- **THE TASK**:
How many lines in the records below contain the word "Seitenformat"? Give only the number.

- - -

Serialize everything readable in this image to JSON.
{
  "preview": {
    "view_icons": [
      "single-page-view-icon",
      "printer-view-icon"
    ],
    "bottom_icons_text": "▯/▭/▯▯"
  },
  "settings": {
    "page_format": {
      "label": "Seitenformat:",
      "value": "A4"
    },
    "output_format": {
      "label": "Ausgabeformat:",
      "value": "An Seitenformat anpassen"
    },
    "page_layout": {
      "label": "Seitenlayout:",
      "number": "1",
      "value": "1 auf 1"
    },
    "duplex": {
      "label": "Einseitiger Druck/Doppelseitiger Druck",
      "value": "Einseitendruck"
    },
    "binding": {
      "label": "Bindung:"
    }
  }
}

- - -

- **WORKED SOLUTION**:
2